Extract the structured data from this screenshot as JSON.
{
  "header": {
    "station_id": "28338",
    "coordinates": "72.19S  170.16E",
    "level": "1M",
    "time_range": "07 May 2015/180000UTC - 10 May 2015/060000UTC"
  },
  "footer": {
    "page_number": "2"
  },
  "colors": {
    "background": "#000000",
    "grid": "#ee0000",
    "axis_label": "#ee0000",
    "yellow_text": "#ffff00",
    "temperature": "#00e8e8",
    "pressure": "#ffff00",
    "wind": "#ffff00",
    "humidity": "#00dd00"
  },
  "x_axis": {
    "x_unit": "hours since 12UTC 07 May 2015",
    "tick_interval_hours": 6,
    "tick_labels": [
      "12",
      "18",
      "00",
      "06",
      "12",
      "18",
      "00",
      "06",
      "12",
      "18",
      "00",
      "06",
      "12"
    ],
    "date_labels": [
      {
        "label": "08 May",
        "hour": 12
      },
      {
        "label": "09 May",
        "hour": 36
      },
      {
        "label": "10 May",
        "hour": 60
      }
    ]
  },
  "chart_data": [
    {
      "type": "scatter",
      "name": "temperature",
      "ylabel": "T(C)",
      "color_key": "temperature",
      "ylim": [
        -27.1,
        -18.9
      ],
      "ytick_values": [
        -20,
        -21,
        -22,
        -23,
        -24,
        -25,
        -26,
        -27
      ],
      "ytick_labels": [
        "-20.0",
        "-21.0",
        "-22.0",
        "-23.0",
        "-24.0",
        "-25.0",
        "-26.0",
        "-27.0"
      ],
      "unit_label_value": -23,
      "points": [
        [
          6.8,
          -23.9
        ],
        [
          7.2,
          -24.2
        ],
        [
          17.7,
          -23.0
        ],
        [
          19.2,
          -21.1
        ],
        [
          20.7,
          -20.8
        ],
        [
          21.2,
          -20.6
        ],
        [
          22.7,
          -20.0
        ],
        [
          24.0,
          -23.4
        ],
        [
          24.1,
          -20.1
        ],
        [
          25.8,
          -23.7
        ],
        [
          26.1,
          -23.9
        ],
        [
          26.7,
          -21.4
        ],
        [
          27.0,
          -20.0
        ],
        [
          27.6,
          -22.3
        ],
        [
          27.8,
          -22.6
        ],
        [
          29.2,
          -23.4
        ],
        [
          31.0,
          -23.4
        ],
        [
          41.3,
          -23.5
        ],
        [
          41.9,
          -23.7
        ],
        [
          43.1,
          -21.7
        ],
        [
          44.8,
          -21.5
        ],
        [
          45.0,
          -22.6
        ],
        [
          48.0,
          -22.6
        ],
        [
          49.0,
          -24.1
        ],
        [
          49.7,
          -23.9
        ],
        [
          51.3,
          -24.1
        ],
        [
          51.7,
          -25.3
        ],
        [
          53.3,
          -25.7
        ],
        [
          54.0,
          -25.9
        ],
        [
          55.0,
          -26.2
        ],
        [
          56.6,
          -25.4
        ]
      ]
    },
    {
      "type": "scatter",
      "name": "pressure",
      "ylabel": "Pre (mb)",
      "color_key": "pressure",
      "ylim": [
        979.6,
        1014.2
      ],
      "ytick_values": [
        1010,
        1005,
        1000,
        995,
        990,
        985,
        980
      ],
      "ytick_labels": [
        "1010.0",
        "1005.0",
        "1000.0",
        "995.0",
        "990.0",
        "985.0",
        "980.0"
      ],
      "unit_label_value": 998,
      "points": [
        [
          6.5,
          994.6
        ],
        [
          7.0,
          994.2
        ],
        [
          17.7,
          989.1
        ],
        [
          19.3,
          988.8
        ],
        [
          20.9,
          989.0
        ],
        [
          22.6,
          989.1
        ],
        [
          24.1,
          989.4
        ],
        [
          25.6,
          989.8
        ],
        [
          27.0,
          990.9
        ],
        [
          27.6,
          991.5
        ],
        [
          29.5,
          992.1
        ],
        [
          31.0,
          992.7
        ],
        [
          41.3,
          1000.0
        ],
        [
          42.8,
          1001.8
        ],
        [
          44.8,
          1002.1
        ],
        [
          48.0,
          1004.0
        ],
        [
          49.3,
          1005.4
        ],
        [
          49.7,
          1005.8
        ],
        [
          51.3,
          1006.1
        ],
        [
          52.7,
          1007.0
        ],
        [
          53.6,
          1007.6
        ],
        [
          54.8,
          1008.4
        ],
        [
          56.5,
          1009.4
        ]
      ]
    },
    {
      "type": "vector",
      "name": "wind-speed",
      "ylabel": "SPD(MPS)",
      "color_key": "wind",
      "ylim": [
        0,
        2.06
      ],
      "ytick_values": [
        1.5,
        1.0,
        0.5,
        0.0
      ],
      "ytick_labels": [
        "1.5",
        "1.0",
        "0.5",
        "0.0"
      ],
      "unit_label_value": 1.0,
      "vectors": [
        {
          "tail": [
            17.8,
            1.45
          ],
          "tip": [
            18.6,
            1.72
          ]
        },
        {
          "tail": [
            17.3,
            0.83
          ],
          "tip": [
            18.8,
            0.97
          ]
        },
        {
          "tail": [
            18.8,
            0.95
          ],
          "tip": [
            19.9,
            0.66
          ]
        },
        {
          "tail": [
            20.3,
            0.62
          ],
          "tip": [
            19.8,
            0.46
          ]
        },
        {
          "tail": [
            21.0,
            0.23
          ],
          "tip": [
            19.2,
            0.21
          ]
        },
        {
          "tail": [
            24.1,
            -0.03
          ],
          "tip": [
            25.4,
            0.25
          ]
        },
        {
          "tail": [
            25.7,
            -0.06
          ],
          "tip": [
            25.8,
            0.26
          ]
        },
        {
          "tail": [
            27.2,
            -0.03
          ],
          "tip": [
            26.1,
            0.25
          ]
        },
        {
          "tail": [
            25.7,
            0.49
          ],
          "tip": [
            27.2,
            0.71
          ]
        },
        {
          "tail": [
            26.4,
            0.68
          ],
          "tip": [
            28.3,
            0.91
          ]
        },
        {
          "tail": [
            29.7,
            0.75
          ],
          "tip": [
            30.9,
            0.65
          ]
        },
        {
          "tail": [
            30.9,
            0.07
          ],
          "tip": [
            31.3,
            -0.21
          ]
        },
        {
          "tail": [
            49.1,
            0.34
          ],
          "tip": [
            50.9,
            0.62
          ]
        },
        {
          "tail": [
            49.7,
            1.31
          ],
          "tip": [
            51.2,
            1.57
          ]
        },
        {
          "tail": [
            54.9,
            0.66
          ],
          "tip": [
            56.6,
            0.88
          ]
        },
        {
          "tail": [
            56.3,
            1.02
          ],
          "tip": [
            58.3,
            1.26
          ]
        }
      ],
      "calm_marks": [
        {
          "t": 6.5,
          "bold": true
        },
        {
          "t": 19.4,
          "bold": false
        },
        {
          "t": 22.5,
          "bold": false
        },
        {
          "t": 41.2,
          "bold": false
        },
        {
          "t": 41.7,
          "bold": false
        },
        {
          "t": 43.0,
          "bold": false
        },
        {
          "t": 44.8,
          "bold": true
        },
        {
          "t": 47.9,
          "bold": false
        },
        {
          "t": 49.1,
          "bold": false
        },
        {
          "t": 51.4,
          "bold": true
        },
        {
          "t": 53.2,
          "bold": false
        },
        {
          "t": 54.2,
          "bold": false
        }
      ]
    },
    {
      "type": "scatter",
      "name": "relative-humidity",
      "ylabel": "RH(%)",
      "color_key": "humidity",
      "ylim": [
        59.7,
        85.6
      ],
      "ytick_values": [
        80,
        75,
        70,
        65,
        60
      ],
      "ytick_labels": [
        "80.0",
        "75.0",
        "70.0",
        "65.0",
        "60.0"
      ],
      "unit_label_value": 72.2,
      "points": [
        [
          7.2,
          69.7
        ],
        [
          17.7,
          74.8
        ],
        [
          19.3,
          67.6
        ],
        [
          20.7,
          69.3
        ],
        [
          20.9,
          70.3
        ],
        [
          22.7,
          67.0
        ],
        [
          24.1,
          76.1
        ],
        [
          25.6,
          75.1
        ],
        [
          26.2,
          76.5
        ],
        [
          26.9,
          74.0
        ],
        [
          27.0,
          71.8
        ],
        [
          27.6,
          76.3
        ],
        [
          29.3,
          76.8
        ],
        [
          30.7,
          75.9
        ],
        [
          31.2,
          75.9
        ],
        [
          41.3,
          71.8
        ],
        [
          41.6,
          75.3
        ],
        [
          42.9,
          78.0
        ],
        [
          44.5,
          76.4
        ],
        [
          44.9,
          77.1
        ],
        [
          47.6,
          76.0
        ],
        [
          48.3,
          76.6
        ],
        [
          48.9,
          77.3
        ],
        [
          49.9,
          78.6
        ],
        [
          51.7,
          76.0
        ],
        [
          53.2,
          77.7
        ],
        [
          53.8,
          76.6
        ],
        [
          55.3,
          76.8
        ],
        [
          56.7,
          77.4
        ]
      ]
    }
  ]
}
____
**Exercise details**
In the records above, locate the lines holding the word "temperature". Copy each of them.

**Output below**
    "temperature": "#00e8e8",
      "name": "temperature",
      "color_key": "temperature",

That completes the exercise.